### DESCRIPTION OF THE TASK
Return the entries verbatim and drop every picture.

# start of RECORDS PROVIDED

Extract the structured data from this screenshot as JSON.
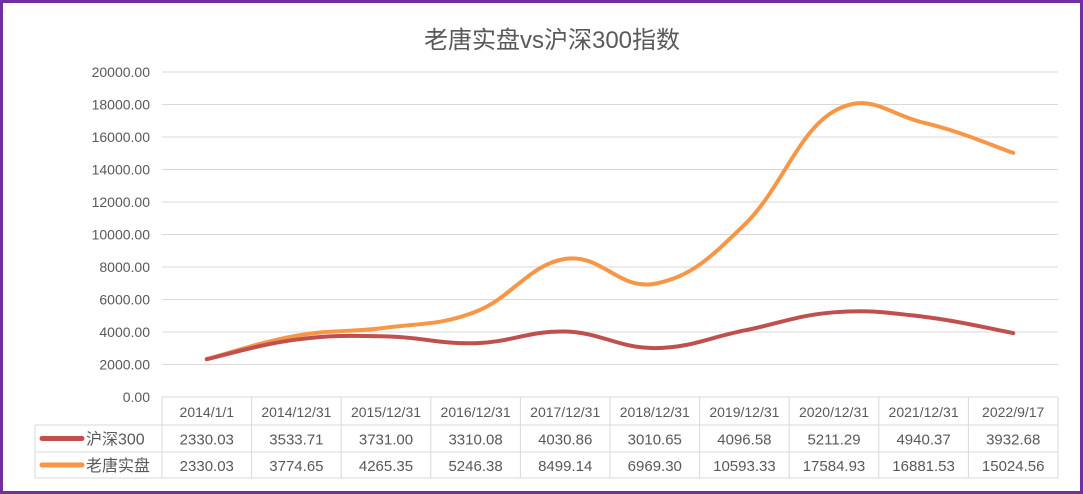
{
  "chart_data": {
    "type": "line",
    "title": "老唐实盘vs沪深300指数",
    "xlabel": "",
    "ylabel": "",
    "ylim": [
      0,
      20000
    ],
    "yticks": [
      "0.00",
      "2000.00",
      "4000.00",
      "6000.00",
      "8000.00",
      "10000.00",
      "12000.00",
      "14000.00",
      "16000.00",
      "18000.00",
      "20000.00"
    ],
    "grid": true,
    "legend": "data-table",
    "categories": [
      "2014/1/1",
      "2014/12/31",
      "2015/12/31",
      "2016/12/31",
      "2017/12/31",
      "2018/12/31",
      "2019/12/31",
      "2020/12/31",
      "2021/12/31",
      "2022/9/17"
    ],
    "series": [
      {
        "name": "沪深300",
        "color": "#c0504d",
        "values": [
          2330.03,
          3533.71,
          3731.0,
          3310.08,
          4030.86,
          3010.65,
          4096.58,
          5211.29,
          4940.37,
          3932.68
        ],
        "labels": [
          "2330.03",
          "3533.71",
          "3731.00",
          "3310.08",
          "4030.86",
          "3010.65",
          "4096.58",
          "5211.29",
          "4940.37",
          "3932.68"
        ]
      },
      {
        "name": "老唐实盘",
        "color": "#f79646",
        "values": [
          2330.03,
          3774.65,
          4265.35,
          5246.38,
          8499.14,
          6969.3,
          10593.33,
          17584.93,
          16881.53,
          15024.56
        ],
        "labels": [
          "2330.03",
          "3774.65",
          "4265.35",
          "5246.38",
          "8499.14",
          "6969.30",
          "10593.33",
          "17584.93",
          "16881.53",
          "15024.56"
        ]
      }
    ]
  }
}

# end of RECORDS PROVIDED

### FINISHED TASK
Extract the structured data from this screenshot as JSON.
{
  "chart_data": {
    "type": "line",
    "title": "老唐实盘vs沪深300指数",
    "xlabel": "",
    "ylabel": "",
    "ylim": [
      0,
      20000
    ],
    "yticks": [
      "0.00",
      "2000.00",
      "4000.00",
      "6000.00",
      "8000.00",
      "10000.00",
      "12000.00",
      "14000.00",
      "16000.00",
      "18000.00",
      "20000.00"
    ],
    "grid": true,
    "legend": "data-table",
    "categories": [
      "2014/1/1",
      "2014/12/31",
      "2015/12/31",
      "2016/12/31",
      "2017/12/31",
      "2018/12/31",
      "2019/12/31",
      "2020/12/31",
      "2021/12/31",
      "2022/9/17"
    ],
    "series": [
      {
        "name": "沪深300",
        "color": "#c0504d",
        "values": [
          2330.03,
          3533.71,
          3731.0,
          3310.08,
          4030.86,
          3010.65,
          4096.58,
          5211.29,
          4940.37,
          3932.68
        ],
        "labels": [
          "2330.03",
          "3533.71",
          "3731.00",
          "3310.08",
          "4030.86",
          "3010.65",
          "4096.58",
          "5211.29",
          "4940.37",
          "3932.68"
        ]
      },
      {
        "name": "老唐实盘",
        "color": "#f79646",
        "values": [
          2330.03,
          3774.65,
          4265.35,
          5246.38,
          8499.14,
          6969.3,
          10593.33,
          17584.93,
          16881.53,
          15024.56
        ],
        "labels": [
          "2330.03",
          "3774.65",
          "4265.35",
          "5246.38",
          "8499.14",
          "6969.30",
          "10593.33",
          "17584.93",
          "16881.53",
          "15024.56"
        ]
      }
    ]
  }
}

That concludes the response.